Output only the lines from the one holding "Type out the text in this image." to the end of the data below, please, copied exactly.

=== Task material ===

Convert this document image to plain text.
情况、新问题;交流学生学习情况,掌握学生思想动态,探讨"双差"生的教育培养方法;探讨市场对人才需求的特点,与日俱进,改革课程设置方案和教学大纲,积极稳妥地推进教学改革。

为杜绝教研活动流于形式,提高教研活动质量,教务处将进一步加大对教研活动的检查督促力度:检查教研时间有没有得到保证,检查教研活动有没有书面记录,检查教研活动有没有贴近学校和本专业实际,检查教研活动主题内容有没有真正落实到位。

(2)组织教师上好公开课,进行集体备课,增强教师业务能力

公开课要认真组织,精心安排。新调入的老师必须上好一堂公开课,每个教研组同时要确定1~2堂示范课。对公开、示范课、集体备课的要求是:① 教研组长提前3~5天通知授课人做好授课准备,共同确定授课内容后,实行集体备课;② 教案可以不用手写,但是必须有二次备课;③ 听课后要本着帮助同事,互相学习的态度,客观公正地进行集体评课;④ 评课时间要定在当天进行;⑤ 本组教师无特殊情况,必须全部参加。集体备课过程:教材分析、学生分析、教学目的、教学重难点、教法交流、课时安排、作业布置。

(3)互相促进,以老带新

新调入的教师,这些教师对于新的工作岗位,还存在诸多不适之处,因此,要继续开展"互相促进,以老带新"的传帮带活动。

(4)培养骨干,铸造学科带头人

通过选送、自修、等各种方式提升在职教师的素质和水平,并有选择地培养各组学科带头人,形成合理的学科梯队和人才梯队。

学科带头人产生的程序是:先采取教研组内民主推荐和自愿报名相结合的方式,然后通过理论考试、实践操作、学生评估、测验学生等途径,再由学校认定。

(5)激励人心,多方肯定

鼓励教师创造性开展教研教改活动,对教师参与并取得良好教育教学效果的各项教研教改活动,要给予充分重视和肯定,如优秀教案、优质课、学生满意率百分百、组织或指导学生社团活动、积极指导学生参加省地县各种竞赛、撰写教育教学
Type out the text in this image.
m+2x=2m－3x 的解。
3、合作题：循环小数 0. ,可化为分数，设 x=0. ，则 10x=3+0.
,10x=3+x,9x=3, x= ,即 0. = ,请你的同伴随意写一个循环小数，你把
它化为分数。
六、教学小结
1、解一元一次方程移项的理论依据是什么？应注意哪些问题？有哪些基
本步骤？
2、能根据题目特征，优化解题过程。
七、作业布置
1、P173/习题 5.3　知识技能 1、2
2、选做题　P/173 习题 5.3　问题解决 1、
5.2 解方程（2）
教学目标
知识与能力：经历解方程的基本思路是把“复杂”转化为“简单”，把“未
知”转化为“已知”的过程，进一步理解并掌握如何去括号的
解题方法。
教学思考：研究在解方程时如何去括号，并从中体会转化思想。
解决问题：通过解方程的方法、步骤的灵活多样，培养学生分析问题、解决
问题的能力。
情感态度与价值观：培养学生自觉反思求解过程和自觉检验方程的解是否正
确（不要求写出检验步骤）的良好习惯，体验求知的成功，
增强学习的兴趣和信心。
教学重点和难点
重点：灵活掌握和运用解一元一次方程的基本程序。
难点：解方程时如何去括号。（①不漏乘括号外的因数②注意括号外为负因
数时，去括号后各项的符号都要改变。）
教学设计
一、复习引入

===

Result of this exercise:
Type out the text in this image.
m+2x=2m－3x 的解。
3、合作题：循环小数 0. ,可化为分数，设 x=0. ，则 10x=3+0.
,10x=3+x,9x=3, x= ,即 0. = ,请你的同伴随意写一个循环小数，你把
它化为分数。
六、教学小结
1、解一元一次方程移项的理论依据是什么？应注意哪些问题？有哪些基
本步骤？
2、能根据题目特征，优化解题过程。
七、作业布置
1、P173/习题 5.3　知识技能 1、2
2、选做题　P/173 习题 5.3　问题解决 1、
5.2 解方程（2）
教学目标
知识与能力：经历解方程的基本思路是把“复杂”转化为“简单”，把“未
知”转化为“已知”的过程，进一步理解并掌握如何去括号的
解题方法。
教学思考：研究在解方程时如何去括号，并从中体会转化思想。
解决问题：通过解方程的方法、步骤的灵活多样，培养学生分析问题、解决
问题的能力。
情感态度与价值观：培养学生自觉反思求解过程和自觉检验方程的解是否正
确（不要求写出检验步骤）的良好习惯，体验求知的成功，
增强学习的兴趣和信心。
教学重点和难点
重点：灵活掌握和运用解一元一次方程的基本程序。
难点：解方程时如何去括号。（①不漏乘括号外的因数②注意括号外为负因
数时，去括号后各项的符号都要改变。）
教学设计
一、复习引入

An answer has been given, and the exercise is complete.